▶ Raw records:

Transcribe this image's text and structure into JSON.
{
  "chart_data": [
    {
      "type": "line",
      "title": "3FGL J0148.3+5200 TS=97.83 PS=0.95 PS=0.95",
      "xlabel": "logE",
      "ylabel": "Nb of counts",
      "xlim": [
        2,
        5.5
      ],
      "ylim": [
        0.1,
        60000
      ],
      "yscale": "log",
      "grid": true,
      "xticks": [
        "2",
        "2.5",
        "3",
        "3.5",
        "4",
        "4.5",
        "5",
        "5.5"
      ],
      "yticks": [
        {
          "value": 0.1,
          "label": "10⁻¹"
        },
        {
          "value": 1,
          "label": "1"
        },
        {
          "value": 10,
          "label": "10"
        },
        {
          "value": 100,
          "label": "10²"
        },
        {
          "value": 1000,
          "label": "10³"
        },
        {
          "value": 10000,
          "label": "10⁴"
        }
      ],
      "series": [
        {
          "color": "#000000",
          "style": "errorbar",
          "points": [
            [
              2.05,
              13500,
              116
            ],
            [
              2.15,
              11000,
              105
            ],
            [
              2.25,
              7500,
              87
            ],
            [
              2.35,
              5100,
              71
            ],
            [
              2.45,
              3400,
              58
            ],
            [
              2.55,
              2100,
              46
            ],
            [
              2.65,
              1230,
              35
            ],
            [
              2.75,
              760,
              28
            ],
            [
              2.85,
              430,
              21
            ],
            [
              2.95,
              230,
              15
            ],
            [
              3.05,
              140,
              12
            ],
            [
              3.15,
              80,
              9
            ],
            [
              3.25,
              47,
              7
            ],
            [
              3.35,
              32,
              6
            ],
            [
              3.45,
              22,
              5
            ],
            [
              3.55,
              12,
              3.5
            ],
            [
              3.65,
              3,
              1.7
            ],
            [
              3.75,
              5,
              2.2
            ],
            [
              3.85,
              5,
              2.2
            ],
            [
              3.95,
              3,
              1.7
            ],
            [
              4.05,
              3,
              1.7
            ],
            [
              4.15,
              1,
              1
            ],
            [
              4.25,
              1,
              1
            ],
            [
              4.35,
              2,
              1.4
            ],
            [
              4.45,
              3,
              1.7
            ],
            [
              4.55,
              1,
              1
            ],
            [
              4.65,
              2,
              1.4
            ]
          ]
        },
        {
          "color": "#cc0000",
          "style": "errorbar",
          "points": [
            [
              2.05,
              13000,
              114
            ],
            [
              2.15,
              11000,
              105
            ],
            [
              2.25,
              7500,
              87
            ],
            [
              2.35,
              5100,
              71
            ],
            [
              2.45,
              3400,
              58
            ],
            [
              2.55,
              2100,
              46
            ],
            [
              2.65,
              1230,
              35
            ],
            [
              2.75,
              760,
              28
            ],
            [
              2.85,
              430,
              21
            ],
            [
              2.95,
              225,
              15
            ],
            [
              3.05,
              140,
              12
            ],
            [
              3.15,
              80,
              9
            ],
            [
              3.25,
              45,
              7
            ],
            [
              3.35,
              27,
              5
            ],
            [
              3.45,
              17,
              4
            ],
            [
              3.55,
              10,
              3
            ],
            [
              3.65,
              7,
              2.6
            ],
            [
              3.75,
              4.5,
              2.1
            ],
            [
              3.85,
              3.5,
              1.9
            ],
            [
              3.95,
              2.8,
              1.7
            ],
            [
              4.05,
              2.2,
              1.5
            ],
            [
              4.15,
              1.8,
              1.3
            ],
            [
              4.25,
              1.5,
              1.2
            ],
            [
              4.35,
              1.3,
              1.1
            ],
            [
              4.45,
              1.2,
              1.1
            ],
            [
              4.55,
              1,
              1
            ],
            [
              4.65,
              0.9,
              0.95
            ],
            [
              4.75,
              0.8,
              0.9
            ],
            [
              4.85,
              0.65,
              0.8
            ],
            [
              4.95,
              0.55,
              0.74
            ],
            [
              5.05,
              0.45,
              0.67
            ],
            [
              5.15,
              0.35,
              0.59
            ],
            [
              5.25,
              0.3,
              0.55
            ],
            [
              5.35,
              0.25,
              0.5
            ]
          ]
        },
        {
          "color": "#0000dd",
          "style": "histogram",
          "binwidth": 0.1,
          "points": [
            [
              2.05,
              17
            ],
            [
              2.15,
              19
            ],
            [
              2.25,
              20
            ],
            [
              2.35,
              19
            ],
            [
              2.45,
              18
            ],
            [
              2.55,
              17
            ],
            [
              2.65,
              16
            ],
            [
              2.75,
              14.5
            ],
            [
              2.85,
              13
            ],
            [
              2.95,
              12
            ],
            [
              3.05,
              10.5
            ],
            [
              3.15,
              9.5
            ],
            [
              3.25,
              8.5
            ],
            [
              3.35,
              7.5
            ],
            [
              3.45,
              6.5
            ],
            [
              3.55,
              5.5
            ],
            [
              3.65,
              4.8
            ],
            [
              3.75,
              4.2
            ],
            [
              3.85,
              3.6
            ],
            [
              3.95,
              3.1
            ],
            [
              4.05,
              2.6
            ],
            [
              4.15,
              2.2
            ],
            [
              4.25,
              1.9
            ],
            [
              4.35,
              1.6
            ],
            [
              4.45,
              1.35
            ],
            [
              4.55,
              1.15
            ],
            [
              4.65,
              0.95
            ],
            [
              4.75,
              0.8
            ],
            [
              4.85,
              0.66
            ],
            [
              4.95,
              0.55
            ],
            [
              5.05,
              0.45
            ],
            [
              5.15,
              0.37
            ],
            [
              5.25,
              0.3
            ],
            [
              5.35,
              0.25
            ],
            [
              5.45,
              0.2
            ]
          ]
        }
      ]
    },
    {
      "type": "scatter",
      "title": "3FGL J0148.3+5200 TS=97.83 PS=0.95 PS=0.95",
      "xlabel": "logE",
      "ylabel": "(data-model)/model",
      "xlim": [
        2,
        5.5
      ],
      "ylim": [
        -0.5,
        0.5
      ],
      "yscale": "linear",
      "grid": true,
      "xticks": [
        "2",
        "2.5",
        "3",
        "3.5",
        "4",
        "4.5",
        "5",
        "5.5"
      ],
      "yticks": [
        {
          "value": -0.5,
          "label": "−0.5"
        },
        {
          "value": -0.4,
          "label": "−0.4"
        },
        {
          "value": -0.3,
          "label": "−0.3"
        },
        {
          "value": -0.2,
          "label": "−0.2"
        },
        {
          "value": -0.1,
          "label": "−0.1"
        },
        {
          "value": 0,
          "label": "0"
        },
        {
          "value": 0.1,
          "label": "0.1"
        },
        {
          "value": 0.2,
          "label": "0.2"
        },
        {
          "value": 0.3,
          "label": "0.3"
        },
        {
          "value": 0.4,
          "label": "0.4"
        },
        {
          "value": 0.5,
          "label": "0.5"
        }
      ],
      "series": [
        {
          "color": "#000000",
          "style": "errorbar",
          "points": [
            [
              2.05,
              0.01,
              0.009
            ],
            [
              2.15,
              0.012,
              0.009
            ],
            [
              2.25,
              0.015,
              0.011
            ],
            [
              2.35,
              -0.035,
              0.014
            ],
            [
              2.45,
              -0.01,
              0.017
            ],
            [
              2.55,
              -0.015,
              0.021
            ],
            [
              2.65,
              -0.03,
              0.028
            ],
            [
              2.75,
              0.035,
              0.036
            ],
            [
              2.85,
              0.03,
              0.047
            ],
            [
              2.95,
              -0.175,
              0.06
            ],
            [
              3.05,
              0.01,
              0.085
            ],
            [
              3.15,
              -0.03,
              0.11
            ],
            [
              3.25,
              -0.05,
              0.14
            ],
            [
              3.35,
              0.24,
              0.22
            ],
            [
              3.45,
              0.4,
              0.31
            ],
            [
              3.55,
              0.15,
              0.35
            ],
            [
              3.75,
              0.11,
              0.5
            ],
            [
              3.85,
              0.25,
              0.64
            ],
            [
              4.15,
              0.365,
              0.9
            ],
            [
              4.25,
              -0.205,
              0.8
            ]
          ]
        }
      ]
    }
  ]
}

▶ Exercise brief:
Track down the lines that include the word "color" and copy them.

▶ Exercise response:
          "color": "#000000",
          "color": "#cc0000",
          "color": "#0000dd",
          "color": "#000000",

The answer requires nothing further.